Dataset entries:
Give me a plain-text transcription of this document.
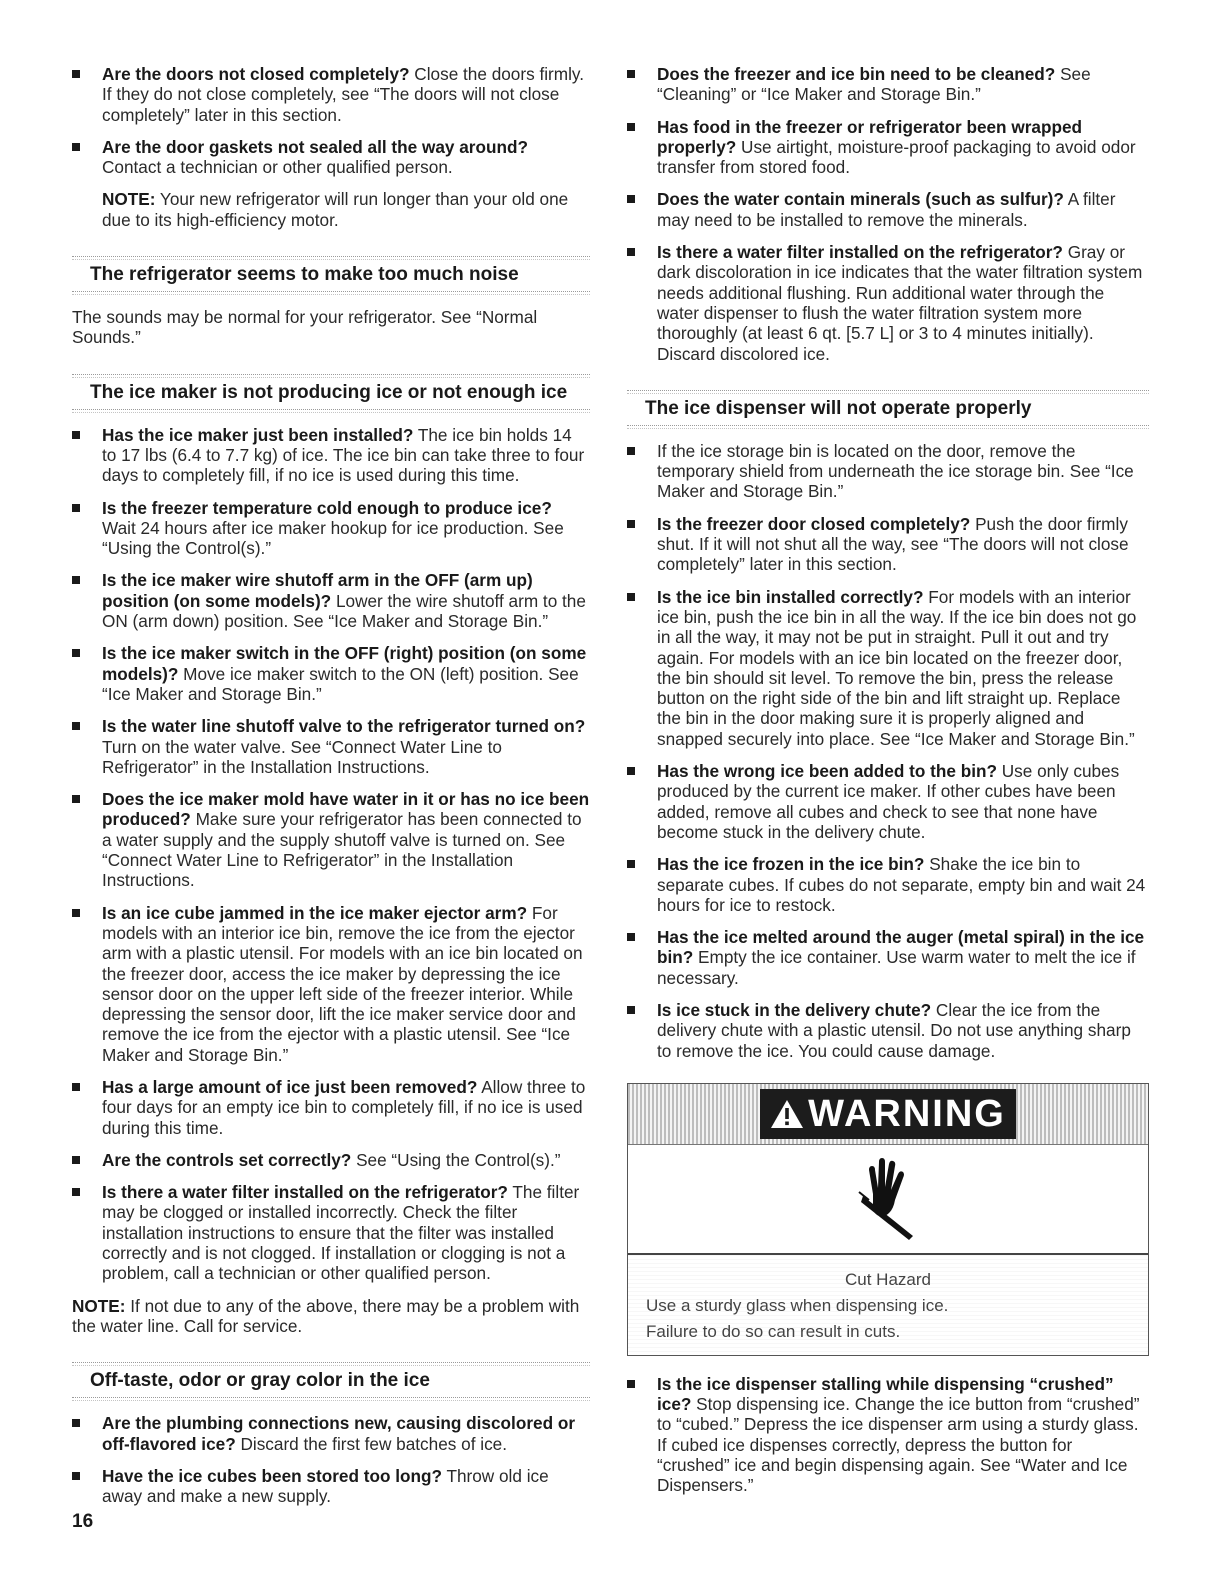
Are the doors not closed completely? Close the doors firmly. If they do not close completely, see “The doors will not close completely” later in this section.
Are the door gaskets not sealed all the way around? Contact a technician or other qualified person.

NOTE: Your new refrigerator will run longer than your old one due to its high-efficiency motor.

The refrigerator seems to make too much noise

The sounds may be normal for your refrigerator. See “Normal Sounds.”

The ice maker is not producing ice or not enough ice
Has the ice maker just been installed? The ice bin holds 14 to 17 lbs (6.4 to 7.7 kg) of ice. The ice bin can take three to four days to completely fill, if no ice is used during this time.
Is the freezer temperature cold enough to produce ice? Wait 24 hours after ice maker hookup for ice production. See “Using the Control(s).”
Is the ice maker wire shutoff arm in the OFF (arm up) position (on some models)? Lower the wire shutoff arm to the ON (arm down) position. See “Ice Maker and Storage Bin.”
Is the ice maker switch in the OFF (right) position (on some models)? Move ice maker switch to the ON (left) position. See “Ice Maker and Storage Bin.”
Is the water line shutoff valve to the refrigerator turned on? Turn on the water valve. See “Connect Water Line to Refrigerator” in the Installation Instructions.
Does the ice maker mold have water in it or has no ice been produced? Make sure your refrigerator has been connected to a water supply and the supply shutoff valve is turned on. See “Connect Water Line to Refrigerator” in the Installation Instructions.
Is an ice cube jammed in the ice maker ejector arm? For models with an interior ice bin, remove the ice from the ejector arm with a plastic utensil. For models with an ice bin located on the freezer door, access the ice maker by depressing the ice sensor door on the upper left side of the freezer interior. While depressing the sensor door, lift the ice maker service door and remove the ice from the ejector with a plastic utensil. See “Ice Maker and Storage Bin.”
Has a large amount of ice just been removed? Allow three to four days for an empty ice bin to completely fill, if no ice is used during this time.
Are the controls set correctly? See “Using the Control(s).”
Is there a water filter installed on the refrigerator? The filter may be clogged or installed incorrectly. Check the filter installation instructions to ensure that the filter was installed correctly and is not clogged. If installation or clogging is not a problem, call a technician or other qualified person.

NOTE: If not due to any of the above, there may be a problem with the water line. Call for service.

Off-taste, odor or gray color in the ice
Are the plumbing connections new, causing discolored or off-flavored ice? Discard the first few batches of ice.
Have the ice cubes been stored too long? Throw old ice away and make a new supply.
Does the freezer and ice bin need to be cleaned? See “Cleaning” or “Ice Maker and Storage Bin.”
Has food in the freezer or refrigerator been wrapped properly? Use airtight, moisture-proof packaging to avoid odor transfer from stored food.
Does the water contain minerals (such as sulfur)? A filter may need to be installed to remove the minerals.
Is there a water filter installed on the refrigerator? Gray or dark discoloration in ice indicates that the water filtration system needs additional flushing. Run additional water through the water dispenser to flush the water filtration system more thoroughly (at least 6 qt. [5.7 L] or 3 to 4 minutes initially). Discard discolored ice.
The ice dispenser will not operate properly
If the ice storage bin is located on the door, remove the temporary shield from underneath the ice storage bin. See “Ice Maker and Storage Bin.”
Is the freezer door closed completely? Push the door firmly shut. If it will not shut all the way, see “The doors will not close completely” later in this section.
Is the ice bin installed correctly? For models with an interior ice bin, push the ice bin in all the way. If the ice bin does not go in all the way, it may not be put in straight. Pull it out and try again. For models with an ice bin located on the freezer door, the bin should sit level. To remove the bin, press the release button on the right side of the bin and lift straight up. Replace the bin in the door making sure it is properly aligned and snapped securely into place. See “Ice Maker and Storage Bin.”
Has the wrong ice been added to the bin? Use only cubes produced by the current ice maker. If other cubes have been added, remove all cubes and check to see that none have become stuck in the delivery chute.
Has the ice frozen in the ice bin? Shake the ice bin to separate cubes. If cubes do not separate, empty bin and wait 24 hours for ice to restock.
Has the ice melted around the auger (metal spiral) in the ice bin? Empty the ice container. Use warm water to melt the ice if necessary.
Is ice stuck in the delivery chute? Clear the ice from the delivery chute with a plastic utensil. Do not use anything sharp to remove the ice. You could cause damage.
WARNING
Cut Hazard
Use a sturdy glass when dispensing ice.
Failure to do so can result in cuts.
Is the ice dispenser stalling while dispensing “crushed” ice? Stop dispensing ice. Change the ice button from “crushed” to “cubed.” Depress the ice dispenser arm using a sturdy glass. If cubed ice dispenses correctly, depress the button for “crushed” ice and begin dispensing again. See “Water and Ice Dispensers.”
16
==
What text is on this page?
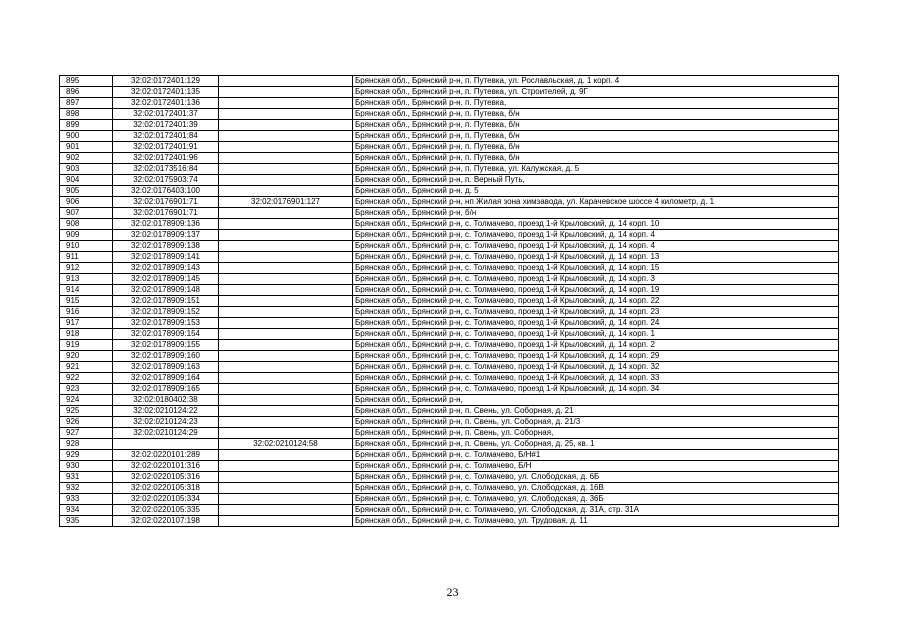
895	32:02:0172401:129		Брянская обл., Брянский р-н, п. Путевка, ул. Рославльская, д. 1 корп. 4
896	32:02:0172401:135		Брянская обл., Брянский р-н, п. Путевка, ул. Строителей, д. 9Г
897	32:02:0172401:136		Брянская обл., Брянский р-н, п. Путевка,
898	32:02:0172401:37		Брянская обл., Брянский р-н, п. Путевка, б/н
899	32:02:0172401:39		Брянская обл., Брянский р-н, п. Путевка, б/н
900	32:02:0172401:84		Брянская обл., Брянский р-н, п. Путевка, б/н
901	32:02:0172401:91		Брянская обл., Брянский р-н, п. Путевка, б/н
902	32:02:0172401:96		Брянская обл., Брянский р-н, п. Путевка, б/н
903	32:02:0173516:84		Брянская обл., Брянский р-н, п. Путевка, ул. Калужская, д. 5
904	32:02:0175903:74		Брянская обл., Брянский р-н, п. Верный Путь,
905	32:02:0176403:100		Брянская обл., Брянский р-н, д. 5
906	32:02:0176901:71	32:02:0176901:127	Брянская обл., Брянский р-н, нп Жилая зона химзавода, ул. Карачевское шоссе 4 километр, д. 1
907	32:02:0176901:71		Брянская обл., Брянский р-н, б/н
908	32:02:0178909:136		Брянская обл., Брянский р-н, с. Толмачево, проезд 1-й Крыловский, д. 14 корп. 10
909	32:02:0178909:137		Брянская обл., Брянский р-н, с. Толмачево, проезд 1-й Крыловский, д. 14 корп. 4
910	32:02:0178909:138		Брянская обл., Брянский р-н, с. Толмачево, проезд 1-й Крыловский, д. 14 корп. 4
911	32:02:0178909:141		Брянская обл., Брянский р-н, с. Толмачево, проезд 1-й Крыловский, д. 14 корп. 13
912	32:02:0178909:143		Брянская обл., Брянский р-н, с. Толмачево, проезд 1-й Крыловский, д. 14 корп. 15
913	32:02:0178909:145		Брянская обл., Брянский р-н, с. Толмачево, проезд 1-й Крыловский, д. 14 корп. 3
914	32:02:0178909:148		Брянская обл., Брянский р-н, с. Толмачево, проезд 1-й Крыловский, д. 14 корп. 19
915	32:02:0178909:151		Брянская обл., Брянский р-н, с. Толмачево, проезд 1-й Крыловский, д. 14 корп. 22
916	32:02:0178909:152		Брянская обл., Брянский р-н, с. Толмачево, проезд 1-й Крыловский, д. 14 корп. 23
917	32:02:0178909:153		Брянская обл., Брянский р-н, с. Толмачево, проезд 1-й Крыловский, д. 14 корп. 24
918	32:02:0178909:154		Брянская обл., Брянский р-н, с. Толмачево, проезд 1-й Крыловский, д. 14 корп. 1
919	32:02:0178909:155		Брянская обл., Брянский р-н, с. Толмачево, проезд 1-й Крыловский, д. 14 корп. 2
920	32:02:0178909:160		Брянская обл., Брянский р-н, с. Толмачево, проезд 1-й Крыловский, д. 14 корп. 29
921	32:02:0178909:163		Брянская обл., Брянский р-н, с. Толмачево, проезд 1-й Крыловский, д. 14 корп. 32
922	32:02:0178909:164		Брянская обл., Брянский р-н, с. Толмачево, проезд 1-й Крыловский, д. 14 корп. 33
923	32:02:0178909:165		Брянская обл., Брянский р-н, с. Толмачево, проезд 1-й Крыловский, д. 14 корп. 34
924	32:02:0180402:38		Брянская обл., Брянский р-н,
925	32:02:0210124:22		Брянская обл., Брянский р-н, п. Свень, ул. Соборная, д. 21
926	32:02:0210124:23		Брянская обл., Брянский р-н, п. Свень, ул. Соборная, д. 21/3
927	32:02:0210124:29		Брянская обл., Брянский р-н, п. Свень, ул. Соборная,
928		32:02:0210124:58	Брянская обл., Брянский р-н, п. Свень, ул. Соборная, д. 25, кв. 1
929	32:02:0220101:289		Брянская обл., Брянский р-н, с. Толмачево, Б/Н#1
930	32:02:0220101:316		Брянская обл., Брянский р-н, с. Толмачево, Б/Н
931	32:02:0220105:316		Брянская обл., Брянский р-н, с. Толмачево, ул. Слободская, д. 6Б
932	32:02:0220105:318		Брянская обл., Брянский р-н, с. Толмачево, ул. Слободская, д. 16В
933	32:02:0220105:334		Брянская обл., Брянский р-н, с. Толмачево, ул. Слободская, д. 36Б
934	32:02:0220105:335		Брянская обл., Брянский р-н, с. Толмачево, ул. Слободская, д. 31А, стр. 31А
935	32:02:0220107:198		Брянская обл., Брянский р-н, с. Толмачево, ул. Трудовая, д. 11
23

**STATED EXERCISE**
Show the lines where the word "cubes" appears in the entries.

**ANSWER FOR THIS EXERCISE**
Have the ice cubes been stored too long? Throw old ice away and make a new supply.
Has the wrong ice been added to the bin? Use only cubes produced by the current ice maker. If other cubes have been added, remove all cubes and check to see that none have become stuck in the delivery chute.
Has the ice frozen in the ice bin? Shake the ice bin to separate cubes. If cubes do not separate, empty bin and wait 24 hours for ice to restock.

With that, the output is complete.